**Work to complete**: Write down every entry below once more, exactly.
>>>
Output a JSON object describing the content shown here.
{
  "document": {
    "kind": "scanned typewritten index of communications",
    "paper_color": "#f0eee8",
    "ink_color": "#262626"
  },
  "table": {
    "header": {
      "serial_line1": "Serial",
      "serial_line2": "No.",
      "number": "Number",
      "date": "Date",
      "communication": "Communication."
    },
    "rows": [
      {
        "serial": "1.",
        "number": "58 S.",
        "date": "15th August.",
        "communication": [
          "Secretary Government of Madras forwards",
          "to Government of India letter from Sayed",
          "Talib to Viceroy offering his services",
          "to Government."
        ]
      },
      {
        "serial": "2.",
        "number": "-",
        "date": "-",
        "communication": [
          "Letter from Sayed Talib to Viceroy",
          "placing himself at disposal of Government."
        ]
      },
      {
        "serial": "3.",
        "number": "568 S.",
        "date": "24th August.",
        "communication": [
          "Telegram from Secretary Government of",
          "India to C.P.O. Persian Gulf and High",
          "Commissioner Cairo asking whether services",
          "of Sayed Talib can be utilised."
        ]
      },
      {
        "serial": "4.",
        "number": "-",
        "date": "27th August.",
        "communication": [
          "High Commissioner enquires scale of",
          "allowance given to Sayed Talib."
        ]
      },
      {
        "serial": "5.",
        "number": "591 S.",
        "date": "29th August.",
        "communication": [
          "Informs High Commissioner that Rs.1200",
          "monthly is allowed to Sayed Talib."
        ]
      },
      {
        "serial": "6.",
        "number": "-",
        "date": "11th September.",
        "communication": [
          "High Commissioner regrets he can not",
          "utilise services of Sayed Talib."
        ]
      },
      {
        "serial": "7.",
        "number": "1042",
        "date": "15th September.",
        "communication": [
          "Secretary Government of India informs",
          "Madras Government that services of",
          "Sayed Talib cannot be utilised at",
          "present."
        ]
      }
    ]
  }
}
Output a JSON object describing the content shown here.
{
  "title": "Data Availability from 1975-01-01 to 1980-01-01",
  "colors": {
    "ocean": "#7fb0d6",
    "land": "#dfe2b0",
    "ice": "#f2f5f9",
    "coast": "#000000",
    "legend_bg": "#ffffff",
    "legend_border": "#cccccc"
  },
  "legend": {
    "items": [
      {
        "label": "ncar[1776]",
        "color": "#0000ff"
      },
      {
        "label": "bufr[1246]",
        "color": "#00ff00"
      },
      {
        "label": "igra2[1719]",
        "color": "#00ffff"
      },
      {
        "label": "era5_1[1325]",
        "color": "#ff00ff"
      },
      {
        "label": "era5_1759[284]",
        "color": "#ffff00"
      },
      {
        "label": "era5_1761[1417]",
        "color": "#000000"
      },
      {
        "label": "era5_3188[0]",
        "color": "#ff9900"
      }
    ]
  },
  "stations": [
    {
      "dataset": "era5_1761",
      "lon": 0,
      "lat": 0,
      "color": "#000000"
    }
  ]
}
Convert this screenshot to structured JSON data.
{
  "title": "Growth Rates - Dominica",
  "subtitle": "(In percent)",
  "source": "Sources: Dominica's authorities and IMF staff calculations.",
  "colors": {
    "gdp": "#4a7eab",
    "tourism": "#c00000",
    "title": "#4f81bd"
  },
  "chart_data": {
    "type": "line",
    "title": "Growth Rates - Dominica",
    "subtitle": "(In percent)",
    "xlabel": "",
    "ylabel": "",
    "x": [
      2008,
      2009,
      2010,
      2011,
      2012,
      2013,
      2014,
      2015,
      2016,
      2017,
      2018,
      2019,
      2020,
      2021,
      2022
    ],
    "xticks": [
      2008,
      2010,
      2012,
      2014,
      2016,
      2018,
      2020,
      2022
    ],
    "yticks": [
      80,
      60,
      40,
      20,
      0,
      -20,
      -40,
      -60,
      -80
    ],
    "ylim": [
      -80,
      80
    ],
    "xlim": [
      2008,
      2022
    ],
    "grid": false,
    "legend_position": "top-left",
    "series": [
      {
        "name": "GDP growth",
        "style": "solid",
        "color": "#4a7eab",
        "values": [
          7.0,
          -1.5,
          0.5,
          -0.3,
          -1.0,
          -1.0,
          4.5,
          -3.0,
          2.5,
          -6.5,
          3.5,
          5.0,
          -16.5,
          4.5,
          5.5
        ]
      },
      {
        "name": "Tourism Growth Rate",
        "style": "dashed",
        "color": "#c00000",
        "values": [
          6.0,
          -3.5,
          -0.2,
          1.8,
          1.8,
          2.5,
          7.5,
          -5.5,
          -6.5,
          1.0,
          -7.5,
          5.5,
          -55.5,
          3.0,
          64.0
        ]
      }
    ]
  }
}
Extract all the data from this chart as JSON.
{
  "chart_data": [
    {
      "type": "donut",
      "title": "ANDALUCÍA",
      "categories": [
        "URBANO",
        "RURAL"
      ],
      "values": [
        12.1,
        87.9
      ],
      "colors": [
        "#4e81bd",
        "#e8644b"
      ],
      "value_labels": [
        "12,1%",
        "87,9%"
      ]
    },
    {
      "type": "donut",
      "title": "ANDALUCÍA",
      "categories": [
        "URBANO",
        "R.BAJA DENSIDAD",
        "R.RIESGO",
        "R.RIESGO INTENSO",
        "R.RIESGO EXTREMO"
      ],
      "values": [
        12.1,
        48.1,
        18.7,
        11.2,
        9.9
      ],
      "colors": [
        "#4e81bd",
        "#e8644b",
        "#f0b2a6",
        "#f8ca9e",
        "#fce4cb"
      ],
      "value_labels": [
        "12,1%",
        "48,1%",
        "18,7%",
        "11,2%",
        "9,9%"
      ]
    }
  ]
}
<<<
**Solution**:
Output a JSON object describing the content shown here.
{
  "document": {
    "kind": "scanned typewritten index of communications",
    "paper_color": "#f0eee8",
    "ink_color": "#262626"
  },
  "table": {
    "header": {
      "serial_line1": "Serial",
      "serial_line2": "No.",
      "number": "Number",
      "date": "Date",
      "communication": "Communication."
    },
    "rows": [
      {
        "serial": "1.",
        "number": "58 S.",
        "date": "15th August.",
        "communication": [
          "Secretary Government of Madras forwards",
          "to Government of India letter from Sayed",
          "Talib to Viceroy offering his services",
          "to Government."
        ]
      },
      {
        "serial": "2.",
        "number": "-",
        "date": "-",
        "communication": [
          "Letter from Sayed Talib to Viceroy",
          "placing himself at disposal of Government."
        ]
      },
      {
        "serial": "3.",
        "number": "568 S.",
        "date": "24th August.",
        "communication": [
          "Telegram from Secretary Government of",
          "India to C.P.O. Persian Gulf and High",
          "Commissioner Cairo asking whether services",
          "of Sayed Talib can be utilised."
        ]
      },
      {
        "serial": "4.",
        "number": "-",
        "date": "27th August.",
        "communication": [
          "High Commissioner enquires scale of",
          "allowance given to Sayed Talib."
        ]
      },
      {
        "serial": "5.",
        "number": "591 S.",
        "date": "29th August.",
        "communication": [
          "Informs High Commissioner that Rs.1200",
          "monthly is allowed to Sayed Talib."
        ]
      },
      {
        "serial": "6.",
        "number": "-",
        "date": "11th September.",
        "communication": [
          "High Commissioner regrets he can not",
          "utilise services of Sayed Talib."
        ]
      },
      {
        "serial": "7.",
        "number": "1042",
        "date": "15th September.",
        "communication": [
          "Secretary Government of India informs",
          "Madras Government that services of",
          "Sayed Talib cannot be utilised at",
          "present."
        ]
      }
    ]
  }
}
Output a JSON object describing the content shown here.
{
  "title": "Data Availability from 1975-01-01 to 1980-01-01",
  "colors": {
    "ocean": "#7fb0d6",
    "land": "#dfe2b0",
    "ice": "#f2f5f9",
    "coast": "#000000",
    "legend_bg": "#ffffff",
    "legend_border": "#cccccc"
  },
  "legend": {
    "items": [
      {
        "label": "ncar[1776]",
        "color": "#0000ff"
      },
      {
        "label": "bufr[1246]",
        "color": "#00ff00"
      },
      {
        "label": "igra2[1719]",
        "color": "#00ffff"
      },
      {
        "label": "era5_1[1325]",
        "color": "#ff00ff"
      },
      {
        "label": "era5_1759[284]",
        "color": "#ffff00"
      },
      {
        "label": "era5_1761[1417]",
        "color": "#000000"
      },
      {
        "label": "era5_3188[0]",
        "color": "#ff9900"
      }
    ]
  },
  "stations": [
    {
      "dataset": "era5_1761",
      "lon": 0,
      "lat": 0,
      "color": "#000000"
    }
  ]
}
Convert this screenshot to structured JSON data.
{
  "title": "Growth Rates - Dominica",
  "subtitle": "(In percent)",
  "source": "Sources: Dominica's authorities and IMF staff calculations.",
  "colors": {
    "gdp": "#4a7eab",
    "tourism": "#c00000",
    "title": "#4f81bd"
  },
  "chart_data": {
    "type": "line",
    "title": "Growth Rates - Dominica",
    "subtitle": "(In percent)",
    "xlabel": "",
    "ylabel": "",
    "x": [
      2008,
      2009,
      2010,
      2011,
      2012,
      2013,
      2014,
      2015,
      2016,
      2017,
      2018,
      2019,
      2020,
      2021,
      2022
    ],
    "xticks": [
      2008,
      2010,
      2012,
      2014,
      2016,
      2018,
      2020,
      2022
    ],
    "yticks": [
      80,
      60,
      40,
      20,
      0,
      -20,
      -40,
      -60,
      -80
    ],
    "ylim": [
      -80,
      80
    ],
    "xlim": [
      2008,
      2022
    ],
    "grid": false,
    "legend_position": "top-left",
    "series": [
      {
        "name": "GDP growth",
        "style": "solid",
        "color": "#4a7eab",
        "values": [
          7.0,
          -1.5,
          0.5,
          -0.3,
          -1.0,
          -1.0,
          4.5,
          -3.0,
          2.5,
          -6.5,
          3.5,
          5.0,
          -16.5,
          4.5,
          5.5
        ]
      },
      {
        "name": "Tourism Growth Rate",
        "style": "dashed",
        "color": "#c00000",
        "values": [
          6.0,
          -3.5,
          -0.2,
          1.8,
          1.8,
          2.5,
          7.5,
          -5.5,
          -6.5,
          1.0,
          -7.5,
          5.5,
          -55.5,
          3.0,
          64.0
        ]
      }
    ]
  }
}
Extract all the data from this chart as JSON.
{
  "chart_data": [
    {
      "type": "donut",
      "title": "ANDALUCÍA",
      "categories": [
        "URBANO",
        "RURAL"
      ],
      "values": [
        12.1,
        87.9
      ],
      "colors": [
        "#4e81bd",
        "#e8644b"
      ],
      "value_labels": [
        "12,1%",
        "87,9%"
      ]
    },
    {
      "type": "donut",
      "title": "ANDALUCÍA",
      "categories": [
        "URBANO",
        "R.BAJA DENSIDAD",
        "R.RIESGO",
        "R.RIESGO INTENSO",
        "R.RIESGO EXTREMO"
      ],
      "values": [
        12.1,
        48.1,
        18.7,
        11.2,
        9.9
      ],
      "colors": [
        "#4e81bd",
        "#e8644b",
        "#f0b2a6",
        "#f8ca9e",
        "#fce4cb"
      ],
      "value_labels": [
        "12,1%",
        "48,1%",
        "18,7%",
        "11,2%",
        "9,9%"
      ]
    }
  ]
}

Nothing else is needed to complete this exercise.